Task to carry out: Retype all of the entries word for word.

Data listing:

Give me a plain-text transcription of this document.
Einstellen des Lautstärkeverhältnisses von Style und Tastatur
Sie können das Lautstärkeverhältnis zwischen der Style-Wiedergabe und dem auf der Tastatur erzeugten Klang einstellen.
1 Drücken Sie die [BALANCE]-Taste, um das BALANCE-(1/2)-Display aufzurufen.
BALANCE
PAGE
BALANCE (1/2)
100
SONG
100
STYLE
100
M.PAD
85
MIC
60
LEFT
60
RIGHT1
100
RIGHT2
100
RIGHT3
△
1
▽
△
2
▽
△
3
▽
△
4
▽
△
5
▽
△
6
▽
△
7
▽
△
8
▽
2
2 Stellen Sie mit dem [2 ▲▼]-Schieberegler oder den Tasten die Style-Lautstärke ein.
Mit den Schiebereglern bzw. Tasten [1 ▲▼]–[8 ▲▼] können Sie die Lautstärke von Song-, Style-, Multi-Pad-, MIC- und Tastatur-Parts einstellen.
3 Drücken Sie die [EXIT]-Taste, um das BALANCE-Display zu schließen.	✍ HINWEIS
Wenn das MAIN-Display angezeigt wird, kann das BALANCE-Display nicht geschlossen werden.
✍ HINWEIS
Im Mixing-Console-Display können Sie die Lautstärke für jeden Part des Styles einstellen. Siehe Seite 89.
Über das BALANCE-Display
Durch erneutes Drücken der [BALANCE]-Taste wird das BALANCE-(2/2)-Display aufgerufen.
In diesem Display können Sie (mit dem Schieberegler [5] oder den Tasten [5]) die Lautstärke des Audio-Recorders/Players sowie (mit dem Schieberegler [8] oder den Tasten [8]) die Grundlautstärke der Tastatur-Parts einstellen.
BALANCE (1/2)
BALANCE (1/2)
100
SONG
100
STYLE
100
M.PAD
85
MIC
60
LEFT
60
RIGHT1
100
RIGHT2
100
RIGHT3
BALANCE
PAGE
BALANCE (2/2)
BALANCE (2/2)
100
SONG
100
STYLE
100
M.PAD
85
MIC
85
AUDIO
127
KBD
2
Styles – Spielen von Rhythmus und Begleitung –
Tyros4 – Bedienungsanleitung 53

The response:
Give me a plain-text transcription of this document.
Einstellen des Lautstärkeverhältnisses von Style und Tastatur
Sie können das Lautstärkeverhältnis zwischen der Style-Wiedergabe und dem auf der Tastatur erzeugten Klang einstellen.
1 Drücken Sie die [BALANCE]-Taste, um das BALANCE-(1/2)-Display aufzurufen.
BALANCE
PAGE
BALANCE (1/2)
100
SONG
100
STYLE
100
M.PAD
85
MIC
60
LEFT
60
RIGHT1
100
RIGHT2
100
RIGHT3
△
1
▽
△
2
▽
△
3
▽
△
4
▽
△
5
▽
△
6
▽
△
7
▽
△
8
▽
2
2 Stellen Sie mit dem [2 ▲▼]-Schieberegler oder den Tasten die Style-Lautstärke ein.
Mit den Schiebereglern bzw. Tasten [1 ▲▼]–[8 ▲▼] können Sie die Lautstärke von Song-, Style-, Multi-Pad-, MIC- und Tastatur-Parts einstellen.
3 Drücken Sie die [EXIT]-Taste, um das BALANCE-Display zu schließen.	✍ HINWEIS
Wenn das MAIN-Display angezeigt wird, kann das BALANCE-Display nicht geschlossen werden.
✍ HINWEIS
Im Mixing-Console-Display können Sie die Lautstärke für jeden Part des Styles einstellen. Siehe Seite 89.
Über das BALANCE-Display
Durch erneutes Drücken der [BALANCE]-Taste wird das BALANCE-(2/2)-Display aufgerufen.
In diesem Display können Sie (mit dem Schieberegler [5] oder den Tasten [5]) die Lautstärke des Audio-Recorders/Players sowie (mit dem Schieberegler [8] oder den Tasten [8]) die Grundlautstärke der Tastatur-Parts einstellen.
BALANCE (1/2)
BALANCE (1/2)
100
SONG
100
STYLE
100
M.PAD
85
MIC
60
LEFT
60
RIGHT1
100
RIGHT2
100
RIGHT3
BALANCE
PAGE
BALANCE (2/2)
BALANCE (2/2)
100
SONG
100
STYLE
100
M.PAD
85
MIC
85
AUDIO
127
KBD
2
Styles – Spielen von Rhythmus und Begleitung –
Tyros4 – Bedienungsanleitung 53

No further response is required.